## begin MATERIAL FOR THIS TASK

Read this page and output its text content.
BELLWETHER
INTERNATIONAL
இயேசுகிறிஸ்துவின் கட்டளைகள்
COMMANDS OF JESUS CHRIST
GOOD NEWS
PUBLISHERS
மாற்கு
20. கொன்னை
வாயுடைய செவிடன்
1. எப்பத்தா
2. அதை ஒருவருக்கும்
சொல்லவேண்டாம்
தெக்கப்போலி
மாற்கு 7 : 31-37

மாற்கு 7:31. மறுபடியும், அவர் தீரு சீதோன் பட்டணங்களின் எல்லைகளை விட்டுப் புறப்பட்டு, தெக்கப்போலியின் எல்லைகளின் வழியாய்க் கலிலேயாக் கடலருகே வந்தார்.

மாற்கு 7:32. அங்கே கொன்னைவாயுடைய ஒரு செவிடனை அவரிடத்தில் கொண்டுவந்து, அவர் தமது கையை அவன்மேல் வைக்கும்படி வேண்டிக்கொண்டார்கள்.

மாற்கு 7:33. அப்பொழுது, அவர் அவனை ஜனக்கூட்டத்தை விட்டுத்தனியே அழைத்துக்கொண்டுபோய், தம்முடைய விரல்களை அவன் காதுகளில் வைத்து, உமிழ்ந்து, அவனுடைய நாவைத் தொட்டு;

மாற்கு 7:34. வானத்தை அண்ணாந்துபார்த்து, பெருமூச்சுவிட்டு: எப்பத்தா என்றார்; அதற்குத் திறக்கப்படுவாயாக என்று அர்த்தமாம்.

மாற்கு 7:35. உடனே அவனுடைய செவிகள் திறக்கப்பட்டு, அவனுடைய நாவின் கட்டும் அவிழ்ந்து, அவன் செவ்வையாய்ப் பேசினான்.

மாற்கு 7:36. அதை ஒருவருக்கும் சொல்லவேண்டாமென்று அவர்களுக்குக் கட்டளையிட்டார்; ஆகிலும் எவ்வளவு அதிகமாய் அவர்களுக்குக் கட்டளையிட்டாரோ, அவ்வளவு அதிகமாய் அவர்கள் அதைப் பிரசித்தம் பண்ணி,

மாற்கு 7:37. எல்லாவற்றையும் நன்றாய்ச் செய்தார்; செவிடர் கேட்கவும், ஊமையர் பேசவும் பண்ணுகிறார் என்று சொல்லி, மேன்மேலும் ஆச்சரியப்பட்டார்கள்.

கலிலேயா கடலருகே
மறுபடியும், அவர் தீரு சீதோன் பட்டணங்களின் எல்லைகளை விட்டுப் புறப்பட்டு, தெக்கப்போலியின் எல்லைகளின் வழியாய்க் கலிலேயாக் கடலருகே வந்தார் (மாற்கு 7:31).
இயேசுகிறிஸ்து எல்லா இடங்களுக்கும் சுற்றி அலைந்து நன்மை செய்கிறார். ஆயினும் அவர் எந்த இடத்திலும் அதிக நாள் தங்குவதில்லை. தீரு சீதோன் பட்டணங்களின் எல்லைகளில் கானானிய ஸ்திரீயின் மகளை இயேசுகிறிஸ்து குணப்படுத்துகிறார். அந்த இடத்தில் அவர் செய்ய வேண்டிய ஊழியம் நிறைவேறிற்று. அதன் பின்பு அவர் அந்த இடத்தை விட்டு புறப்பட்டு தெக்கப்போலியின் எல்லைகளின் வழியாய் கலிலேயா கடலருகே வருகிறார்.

## end MATERIAL FOR THIS TASK
## begin MATERIAL FOR THIS TASK

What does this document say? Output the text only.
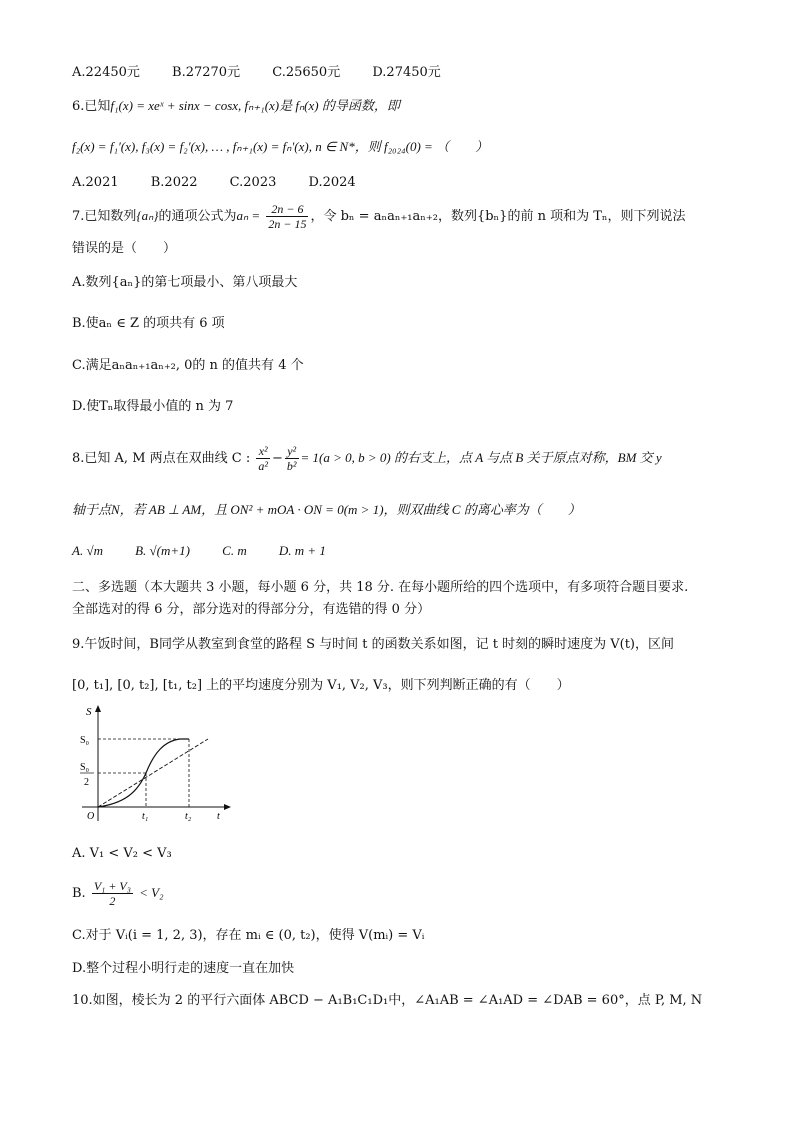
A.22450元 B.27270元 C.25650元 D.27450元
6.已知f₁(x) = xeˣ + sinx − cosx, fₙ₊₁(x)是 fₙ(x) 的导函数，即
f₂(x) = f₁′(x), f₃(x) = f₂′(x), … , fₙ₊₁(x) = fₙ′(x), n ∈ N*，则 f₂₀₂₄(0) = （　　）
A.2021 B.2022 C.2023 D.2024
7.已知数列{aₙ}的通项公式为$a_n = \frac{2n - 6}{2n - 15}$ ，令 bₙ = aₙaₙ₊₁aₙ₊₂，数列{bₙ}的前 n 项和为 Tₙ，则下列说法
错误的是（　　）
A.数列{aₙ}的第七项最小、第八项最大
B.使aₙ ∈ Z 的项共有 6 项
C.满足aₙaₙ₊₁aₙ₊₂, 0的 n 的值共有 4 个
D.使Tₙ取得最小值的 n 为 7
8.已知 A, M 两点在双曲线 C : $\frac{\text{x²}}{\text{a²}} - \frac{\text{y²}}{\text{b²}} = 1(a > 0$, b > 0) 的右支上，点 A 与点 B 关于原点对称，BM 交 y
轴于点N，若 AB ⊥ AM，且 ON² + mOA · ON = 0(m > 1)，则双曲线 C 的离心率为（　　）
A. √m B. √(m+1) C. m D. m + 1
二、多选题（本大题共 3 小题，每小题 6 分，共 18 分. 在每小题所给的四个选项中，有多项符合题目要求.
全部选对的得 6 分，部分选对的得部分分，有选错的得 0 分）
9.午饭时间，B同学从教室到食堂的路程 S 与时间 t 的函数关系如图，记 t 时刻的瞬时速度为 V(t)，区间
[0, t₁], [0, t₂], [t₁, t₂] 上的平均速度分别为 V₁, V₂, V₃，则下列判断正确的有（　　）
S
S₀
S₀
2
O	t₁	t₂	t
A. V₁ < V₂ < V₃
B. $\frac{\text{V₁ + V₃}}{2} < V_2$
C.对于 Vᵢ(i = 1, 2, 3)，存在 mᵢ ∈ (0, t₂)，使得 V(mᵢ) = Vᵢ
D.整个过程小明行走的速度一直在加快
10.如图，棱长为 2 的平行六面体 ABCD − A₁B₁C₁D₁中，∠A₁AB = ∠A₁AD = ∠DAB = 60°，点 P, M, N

## end MATERIAL FOR THIS TASK
## begin MATERIAL FOR THIS TASK

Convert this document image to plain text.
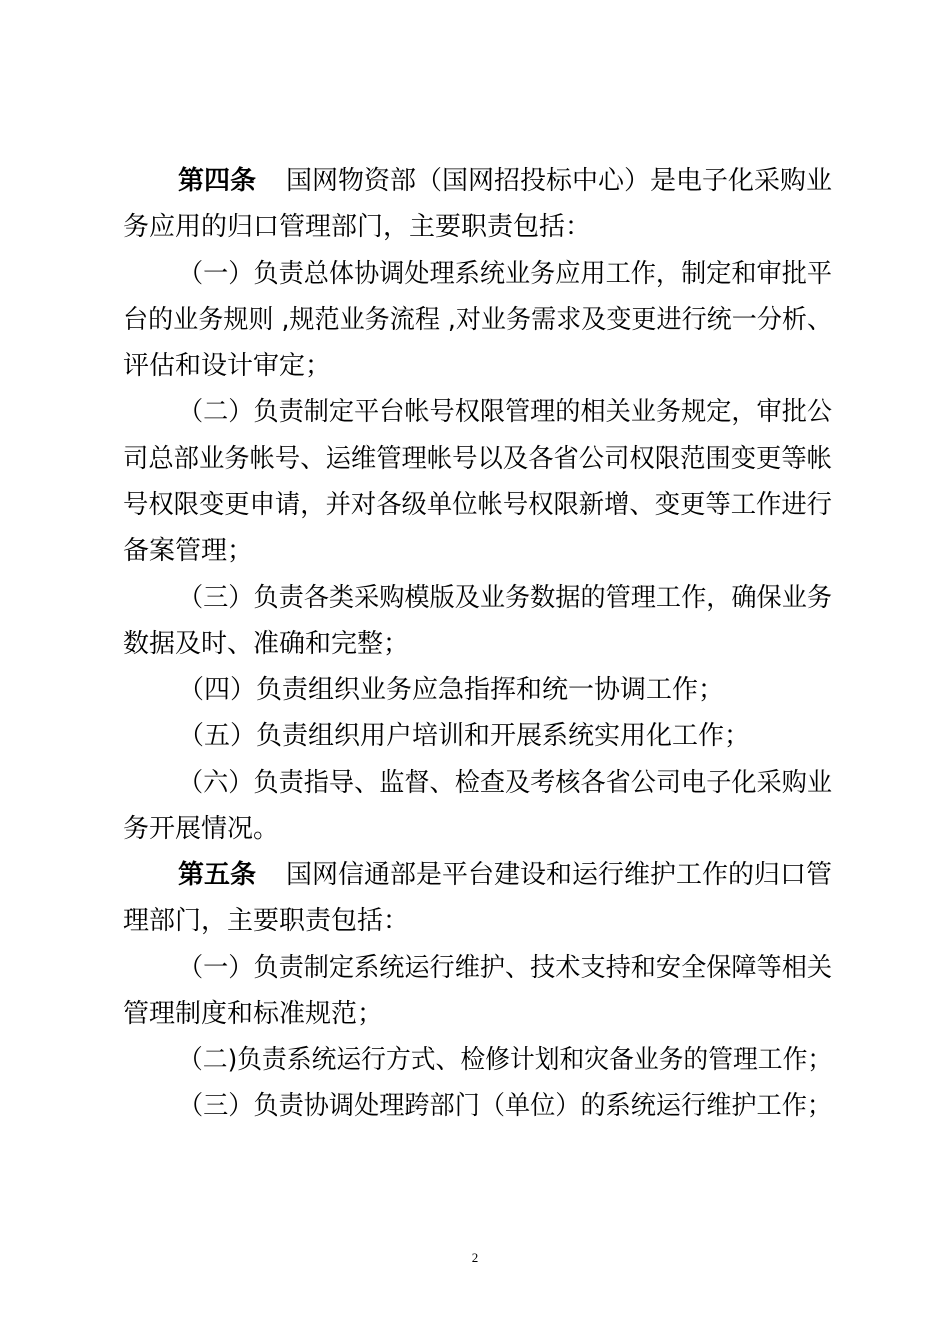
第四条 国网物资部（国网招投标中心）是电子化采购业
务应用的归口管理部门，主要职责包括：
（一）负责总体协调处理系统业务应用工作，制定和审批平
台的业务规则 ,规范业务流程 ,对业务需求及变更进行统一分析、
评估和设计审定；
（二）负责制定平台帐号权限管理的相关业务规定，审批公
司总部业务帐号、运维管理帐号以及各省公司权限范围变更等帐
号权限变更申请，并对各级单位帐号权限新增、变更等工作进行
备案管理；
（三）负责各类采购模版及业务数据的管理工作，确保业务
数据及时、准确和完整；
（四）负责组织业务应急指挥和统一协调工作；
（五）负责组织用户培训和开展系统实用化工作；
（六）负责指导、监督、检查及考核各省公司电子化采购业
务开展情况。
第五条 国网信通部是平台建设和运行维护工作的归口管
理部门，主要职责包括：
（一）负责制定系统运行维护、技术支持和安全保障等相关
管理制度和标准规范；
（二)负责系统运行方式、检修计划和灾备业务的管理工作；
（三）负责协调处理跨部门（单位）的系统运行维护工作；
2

## end MATERIAL FOR THIS TASK

WHAT YOU HAVE TO DO - Copy out every line of the listing that includes the string "frac".

WRITTEN RESPONSE -
7.已知数列{aₙ}的通项公式为$a_n = \frac{2n - 6}{2n - 15}$ ，令 bₙ = aₙaₙ₊₁aₙ₊₂，数列{bₙ}的前 n 项和为 Tₙ，则下列说法
8.已知 A, M 两点在双曲线 C : $\frac{\text{x²}}{\text{a²}} - \frac{\text{y²}}{\text{b²}} = 1(a > 0$, b > 0) 的右支上，点 A 与点 B 关于原点对称，BM 交 y
B. $\frac{\text{V₁ + V₃}}{2} < V_2$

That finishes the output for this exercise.